How many lines in the listing below include the word "title"? Answer with the number and nothing else.

— START EXTRACTED DATA —

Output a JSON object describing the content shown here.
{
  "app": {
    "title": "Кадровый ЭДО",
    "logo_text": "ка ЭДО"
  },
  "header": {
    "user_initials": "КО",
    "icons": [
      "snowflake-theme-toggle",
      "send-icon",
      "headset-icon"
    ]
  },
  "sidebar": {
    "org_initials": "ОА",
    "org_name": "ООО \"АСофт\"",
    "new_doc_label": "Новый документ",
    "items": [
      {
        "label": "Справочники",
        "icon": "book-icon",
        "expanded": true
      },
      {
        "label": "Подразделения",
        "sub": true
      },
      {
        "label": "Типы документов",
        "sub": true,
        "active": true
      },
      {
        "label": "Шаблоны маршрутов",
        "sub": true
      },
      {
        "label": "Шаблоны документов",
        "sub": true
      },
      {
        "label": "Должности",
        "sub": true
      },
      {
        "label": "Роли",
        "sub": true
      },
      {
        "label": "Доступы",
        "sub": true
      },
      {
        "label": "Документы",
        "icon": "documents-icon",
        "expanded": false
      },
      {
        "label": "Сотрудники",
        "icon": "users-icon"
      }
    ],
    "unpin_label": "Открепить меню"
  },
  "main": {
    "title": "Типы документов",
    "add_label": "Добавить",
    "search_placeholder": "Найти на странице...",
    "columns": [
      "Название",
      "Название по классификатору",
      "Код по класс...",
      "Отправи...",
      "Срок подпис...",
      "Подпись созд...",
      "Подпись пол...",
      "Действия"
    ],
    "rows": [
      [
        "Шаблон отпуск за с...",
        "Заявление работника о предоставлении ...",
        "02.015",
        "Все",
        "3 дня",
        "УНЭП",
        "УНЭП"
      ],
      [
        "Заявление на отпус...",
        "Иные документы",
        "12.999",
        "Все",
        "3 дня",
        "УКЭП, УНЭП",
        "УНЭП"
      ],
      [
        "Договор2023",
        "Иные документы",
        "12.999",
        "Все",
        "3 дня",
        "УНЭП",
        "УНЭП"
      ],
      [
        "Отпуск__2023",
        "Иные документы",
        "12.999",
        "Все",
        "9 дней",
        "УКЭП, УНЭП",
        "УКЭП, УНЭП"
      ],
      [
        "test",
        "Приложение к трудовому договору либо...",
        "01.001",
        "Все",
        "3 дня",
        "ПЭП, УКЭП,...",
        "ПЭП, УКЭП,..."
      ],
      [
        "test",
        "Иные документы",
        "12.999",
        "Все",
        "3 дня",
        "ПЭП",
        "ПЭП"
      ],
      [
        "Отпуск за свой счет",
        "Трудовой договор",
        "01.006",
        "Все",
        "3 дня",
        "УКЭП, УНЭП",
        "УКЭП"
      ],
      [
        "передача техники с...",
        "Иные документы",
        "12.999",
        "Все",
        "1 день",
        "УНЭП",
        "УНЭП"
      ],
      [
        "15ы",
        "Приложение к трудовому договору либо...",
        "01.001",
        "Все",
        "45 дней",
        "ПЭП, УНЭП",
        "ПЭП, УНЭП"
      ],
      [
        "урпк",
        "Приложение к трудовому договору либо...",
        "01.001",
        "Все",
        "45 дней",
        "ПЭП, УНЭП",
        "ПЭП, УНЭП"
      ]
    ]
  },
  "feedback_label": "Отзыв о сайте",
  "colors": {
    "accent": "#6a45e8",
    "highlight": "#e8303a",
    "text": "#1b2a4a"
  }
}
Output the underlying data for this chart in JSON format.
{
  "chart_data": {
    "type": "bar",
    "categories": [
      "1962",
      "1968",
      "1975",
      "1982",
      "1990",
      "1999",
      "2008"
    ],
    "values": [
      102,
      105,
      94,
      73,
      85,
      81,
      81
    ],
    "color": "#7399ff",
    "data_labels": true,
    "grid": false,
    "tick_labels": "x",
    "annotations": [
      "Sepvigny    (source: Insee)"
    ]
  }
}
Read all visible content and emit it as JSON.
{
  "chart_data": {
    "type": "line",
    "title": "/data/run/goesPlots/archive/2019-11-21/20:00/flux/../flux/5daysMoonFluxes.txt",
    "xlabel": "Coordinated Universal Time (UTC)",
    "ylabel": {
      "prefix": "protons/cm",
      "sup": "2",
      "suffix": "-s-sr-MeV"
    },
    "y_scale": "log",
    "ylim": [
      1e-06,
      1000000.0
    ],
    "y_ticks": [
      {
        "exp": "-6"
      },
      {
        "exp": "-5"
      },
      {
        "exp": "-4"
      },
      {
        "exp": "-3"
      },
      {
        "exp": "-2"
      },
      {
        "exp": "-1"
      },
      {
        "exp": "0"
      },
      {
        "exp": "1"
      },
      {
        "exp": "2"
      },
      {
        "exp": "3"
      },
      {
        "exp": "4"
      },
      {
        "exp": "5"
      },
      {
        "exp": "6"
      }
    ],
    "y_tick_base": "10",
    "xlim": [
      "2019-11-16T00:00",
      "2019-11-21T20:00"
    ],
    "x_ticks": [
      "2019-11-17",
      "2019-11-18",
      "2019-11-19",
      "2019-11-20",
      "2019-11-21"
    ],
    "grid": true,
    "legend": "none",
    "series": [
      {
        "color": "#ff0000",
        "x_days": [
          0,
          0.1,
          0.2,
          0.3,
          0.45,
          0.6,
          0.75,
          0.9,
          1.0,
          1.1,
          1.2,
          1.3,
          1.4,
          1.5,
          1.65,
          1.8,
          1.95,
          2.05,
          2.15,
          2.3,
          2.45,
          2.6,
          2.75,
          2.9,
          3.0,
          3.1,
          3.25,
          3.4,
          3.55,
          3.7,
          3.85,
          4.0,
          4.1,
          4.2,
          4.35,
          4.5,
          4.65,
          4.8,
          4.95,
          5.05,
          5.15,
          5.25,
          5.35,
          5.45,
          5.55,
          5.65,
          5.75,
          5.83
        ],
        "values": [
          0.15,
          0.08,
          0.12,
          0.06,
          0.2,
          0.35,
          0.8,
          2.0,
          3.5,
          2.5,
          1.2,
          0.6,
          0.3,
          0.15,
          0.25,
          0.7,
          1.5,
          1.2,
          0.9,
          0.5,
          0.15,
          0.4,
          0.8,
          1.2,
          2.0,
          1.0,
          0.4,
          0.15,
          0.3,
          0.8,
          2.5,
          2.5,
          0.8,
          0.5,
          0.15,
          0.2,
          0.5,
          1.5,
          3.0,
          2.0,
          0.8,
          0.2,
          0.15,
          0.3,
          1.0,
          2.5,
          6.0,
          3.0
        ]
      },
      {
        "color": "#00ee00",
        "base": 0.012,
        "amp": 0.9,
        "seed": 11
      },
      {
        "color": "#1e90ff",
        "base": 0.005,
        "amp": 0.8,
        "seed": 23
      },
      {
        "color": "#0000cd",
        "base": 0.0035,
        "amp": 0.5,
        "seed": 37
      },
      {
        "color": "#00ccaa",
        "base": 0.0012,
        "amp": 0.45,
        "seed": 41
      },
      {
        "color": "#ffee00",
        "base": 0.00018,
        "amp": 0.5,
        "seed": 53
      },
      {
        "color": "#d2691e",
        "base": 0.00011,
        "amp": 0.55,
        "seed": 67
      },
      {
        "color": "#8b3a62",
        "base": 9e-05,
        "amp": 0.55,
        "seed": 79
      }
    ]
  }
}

— END EXTRACTED DATA —

(EXPECTED OUTPUT)
3